EXERCISE BRIEF
Copy every line with the string "Phytotoxicity" in it.

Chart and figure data
—————
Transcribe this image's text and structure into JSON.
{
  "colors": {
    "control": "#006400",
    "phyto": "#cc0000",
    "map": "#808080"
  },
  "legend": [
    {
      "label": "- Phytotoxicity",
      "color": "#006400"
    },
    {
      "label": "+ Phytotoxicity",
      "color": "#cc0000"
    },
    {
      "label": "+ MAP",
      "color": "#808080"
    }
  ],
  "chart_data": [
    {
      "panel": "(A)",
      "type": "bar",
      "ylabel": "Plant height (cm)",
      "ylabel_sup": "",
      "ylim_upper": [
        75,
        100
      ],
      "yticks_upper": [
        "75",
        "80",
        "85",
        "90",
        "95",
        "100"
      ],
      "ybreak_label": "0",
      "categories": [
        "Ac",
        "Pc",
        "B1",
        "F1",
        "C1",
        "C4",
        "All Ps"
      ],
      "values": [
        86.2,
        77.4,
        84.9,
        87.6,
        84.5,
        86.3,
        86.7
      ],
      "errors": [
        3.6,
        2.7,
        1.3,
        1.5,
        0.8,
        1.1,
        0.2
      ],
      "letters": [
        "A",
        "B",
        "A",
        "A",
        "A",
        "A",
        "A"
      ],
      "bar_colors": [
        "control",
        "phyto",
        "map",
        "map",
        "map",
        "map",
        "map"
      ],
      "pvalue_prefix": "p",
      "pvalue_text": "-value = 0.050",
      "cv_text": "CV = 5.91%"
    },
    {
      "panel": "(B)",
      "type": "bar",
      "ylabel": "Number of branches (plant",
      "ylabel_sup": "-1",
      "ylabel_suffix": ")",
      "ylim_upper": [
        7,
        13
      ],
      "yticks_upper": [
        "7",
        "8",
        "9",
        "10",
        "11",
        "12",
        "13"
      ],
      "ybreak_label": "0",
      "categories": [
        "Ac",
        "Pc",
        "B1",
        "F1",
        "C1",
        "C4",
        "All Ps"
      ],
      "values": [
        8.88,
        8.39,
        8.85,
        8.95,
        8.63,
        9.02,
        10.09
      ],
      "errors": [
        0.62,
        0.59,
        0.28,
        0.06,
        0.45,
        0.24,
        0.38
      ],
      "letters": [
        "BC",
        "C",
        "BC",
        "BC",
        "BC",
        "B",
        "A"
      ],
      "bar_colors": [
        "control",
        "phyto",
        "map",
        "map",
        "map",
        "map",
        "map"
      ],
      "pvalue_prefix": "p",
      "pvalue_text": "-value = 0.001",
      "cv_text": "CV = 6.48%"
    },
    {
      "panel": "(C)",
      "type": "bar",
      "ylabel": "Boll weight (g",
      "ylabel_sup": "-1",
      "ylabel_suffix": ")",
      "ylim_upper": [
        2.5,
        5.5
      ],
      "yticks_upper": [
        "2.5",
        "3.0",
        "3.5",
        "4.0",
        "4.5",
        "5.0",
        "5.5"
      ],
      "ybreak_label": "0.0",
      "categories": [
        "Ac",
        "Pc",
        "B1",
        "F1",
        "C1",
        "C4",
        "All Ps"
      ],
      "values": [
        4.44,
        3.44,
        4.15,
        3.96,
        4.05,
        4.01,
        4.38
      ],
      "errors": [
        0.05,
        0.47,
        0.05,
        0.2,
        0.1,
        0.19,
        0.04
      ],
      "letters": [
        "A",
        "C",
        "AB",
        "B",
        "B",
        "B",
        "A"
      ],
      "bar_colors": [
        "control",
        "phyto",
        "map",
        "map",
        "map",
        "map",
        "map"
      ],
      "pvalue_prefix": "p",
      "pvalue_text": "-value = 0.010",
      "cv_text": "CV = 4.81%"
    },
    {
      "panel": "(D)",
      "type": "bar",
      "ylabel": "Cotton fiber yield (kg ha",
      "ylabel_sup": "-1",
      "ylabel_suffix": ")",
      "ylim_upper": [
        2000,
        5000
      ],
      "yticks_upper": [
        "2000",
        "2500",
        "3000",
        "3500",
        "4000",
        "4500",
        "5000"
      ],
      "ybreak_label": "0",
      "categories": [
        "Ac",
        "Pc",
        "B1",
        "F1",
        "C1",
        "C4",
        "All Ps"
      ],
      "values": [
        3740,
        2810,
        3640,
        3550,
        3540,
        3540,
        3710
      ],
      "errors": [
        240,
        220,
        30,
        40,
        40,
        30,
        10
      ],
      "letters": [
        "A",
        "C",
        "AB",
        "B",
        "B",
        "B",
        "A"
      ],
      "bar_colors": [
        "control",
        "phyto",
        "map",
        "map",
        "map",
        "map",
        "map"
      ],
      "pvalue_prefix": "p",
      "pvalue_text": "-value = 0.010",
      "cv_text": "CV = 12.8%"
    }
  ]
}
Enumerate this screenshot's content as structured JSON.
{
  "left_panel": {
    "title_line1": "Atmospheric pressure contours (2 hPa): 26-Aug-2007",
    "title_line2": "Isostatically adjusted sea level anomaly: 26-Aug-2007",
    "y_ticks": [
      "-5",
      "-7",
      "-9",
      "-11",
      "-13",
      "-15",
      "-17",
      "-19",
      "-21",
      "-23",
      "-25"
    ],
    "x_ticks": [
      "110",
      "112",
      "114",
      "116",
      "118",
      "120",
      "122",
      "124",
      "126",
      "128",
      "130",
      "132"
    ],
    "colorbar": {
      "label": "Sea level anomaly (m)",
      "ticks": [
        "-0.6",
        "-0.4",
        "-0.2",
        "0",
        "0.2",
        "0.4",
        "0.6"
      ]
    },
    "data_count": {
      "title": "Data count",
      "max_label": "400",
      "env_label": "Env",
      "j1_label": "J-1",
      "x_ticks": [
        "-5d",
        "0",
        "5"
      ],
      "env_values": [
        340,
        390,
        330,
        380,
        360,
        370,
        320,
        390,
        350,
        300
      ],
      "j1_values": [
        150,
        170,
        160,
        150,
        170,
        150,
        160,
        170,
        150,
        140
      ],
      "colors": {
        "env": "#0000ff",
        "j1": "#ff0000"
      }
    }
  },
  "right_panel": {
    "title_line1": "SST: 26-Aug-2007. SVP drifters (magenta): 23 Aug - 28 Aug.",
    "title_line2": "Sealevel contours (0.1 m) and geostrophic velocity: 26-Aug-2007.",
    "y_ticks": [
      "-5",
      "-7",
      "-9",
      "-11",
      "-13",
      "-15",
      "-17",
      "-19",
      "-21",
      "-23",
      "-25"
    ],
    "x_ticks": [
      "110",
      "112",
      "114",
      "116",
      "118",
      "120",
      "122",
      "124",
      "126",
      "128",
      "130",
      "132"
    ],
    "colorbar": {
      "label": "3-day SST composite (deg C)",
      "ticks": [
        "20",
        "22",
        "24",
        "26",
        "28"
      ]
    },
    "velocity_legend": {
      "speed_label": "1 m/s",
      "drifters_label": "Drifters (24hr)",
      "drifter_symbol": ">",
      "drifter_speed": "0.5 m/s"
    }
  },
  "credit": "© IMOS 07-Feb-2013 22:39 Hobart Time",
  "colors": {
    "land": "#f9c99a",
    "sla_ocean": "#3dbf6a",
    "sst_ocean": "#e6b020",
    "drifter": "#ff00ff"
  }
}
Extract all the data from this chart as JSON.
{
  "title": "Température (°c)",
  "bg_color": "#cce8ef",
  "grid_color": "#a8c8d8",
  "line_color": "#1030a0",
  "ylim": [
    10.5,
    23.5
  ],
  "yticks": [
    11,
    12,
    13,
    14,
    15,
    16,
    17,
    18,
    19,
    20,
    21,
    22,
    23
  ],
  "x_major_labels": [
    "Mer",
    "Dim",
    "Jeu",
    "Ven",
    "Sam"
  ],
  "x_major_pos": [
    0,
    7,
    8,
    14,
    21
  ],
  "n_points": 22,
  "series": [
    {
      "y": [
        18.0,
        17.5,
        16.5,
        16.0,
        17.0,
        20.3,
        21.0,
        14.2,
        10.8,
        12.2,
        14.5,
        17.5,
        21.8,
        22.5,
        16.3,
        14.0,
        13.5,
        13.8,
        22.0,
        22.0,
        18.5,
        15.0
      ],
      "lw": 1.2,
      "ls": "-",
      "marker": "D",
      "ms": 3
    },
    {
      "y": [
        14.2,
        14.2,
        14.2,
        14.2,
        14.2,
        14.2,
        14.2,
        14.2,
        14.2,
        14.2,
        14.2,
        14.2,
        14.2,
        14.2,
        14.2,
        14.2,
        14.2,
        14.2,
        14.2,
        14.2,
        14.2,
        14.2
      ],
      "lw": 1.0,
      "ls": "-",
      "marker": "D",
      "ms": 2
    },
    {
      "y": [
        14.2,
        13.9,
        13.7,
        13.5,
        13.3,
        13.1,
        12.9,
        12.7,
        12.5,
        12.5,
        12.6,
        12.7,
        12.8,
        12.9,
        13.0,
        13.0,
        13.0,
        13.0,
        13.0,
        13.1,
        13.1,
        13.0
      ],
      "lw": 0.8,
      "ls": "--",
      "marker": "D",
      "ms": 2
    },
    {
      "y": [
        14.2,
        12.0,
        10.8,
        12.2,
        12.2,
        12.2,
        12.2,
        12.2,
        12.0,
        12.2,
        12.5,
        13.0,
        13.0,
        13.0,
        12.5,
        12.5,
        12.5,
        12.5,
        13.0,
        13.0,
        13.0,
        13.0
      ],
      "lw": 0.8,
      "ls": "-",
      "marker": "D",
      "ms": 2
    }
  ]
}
—————
CORRECT RESULT
      "label": "- Phytotoxicity",
      "label": "+ Phytotoxicity",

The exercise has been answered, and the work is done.